> **CHALLENGE**
Nothing in the data should change when you return it, but leave the pictures out.

> **EXTRACTED INFORMATION**
________

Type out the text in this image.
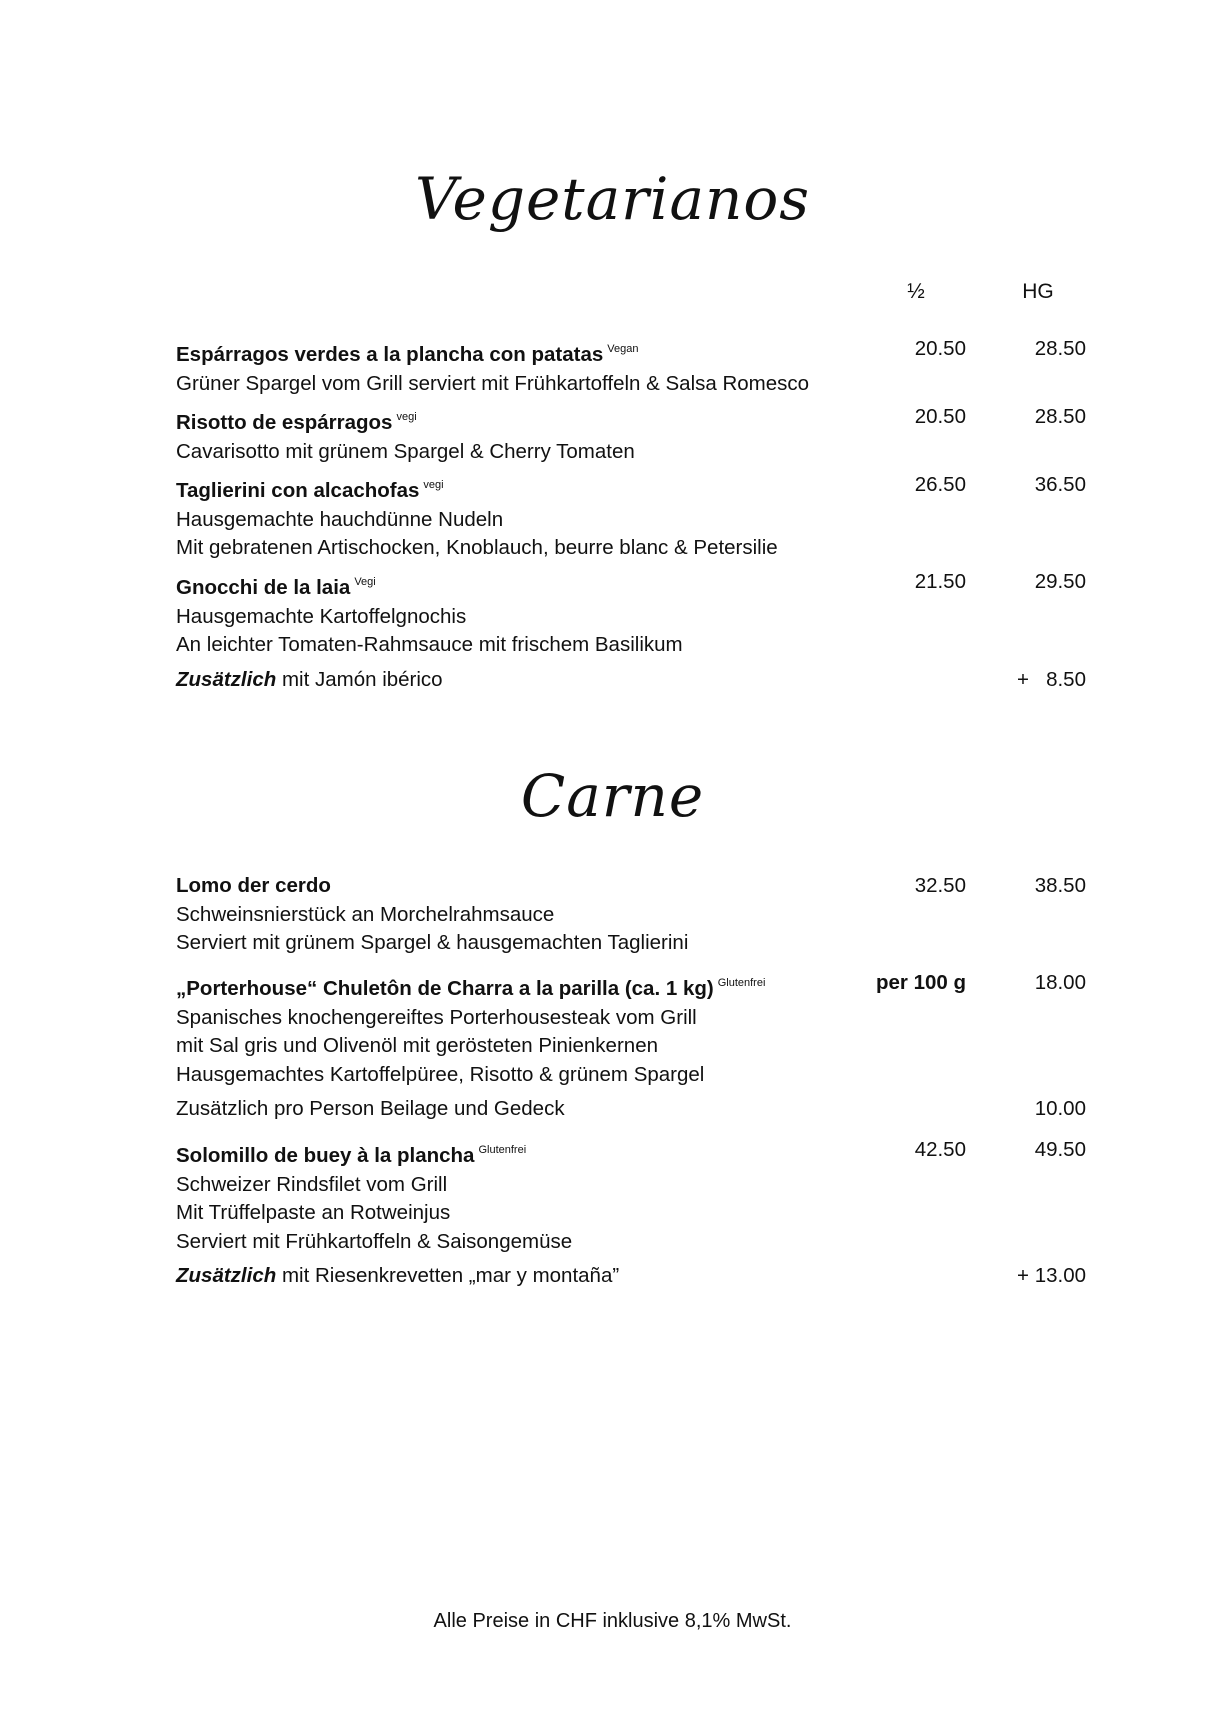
Vegetarianos
½	HG
Espárragos verdes a la plancha con patatas $^{Vegan}$
Grüner Spargel vom Grill serviert mit Frühkartoffeln & Salsa Romesco
20.50	28.50
Risotto de espárragos $^{vegi}$
Cavarisotto mit grünem Spargel & Cherry Tomaten
20.50	28.50
Taglierini con alcachofas $^{vegi}$
Hausgemachte hauchdünne Nudeln
Mit gebratenen Artischocken, Knoblauch, beurre blanc & Petersilie
26.50	36.50
Gnocchi de la laia $^{Vegi}$
Hausgemachte Kartoffelgnochis
An leichter Tomaten-Rahmsauce mit frischem Basilikum
21.50	29.50
Zusätzlich mit Jamón ibérico	+   8.50
Carne
Lomo der cerdo
Schweinsnierstück an Morchelrahmsauce
Serviert mit grünem Spargel & hausgemachten Taglierini
32.50	38.50
„Porterhouse“ Chuletôn de Charra a la parilla (ca. 1 kg) $^{Glutenfrei}$
Spanisches knochengereiftes Porterhousesteak vom Grill
mit Sal gris und Olivenöl mit gerösteten Pinienkernen
Hausgemachtes Kartoffelpüree, Risotto & grünem Spargel
per 100 g	18.00
Zusätzlich pro Person Beilage und Gedeck	10.00
Solomillo de buey à la plancha $^{Glutenfrei}$
Schweizer Rindsfilet vom Grill
Mit Trüffelpaste an Rotweinjus
Serviert mit Frühkartoffeln & Saisongemüse
42.50	49.50
Zusätzlich mit Riesenkrevetten „mar y montaña”	+ 13.00
Alle Preise in CHF inklusive 8,1% MwSt.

________

> **SOLUTION TO THIS PROBLEM**
Type out the text in this image.
Vegetarianos
½	HG
Espárragos verdes a la plancha con patatas $^{Vegan}$
Grüner Spargel vom Grill serviert mit Frühkartoffeln & Salsa Romesco
20.50	28.50
Risotto de espárragos $^{vegi}$
Cavarisotto mit grünem Spargel & Cherry Tomaten
20.50	28.50
Taglierini con alcachofas $^{vegi}$
Hausgemachte hauchdünne Nudeln
Mit gebratenen Artischocken, Knoblauch, beurre blanc & Petersilie
26.50	36.50
Gnocchi de la laia $^{Vegi}$
Hausgemachte Kartoffelgnochis
An leichter Tomaten-Rahmsauce mit frischem Basilikum
21.50	29.50
Zusätzlich mit Jamón ibérico	+   8.50
Carne
Lomo der cerdo
Schweinsnierstück an Morchelrahmsauce
Serviert mit grünem Spargel & hausgemachten Taglierini
32.50	38.50
„Porterhouse“ Chuletôn de Charra a la parilla (ca. 1 kg) $^{Glutenfrei}$
Spanisches knochengereiftes Porterhousesteak vom Grill
mit Sal gris und Olivenöl mit gerösteten Pinienkernen
Hausgemachtes Kartoffelpüree, Risotto & grünem Spargel
per 100 g	18.00
Zusätzlich pro Person Beilage und Gedeck	10.00
Solomillo de buey à la plancha $^{Glutenfrei}$
Schweizer Rindsfilet vom Grill
Mit Trüffelpaste an Rotweinjus
Serviert mit Frühkartoffeln & Saisongemüse
42.50	49.50
Zusätzlich mit Riesenkrevetten „mar y montaña”	+ 13.00
Alle Preise in CHF inklusive 8,1% MwSt.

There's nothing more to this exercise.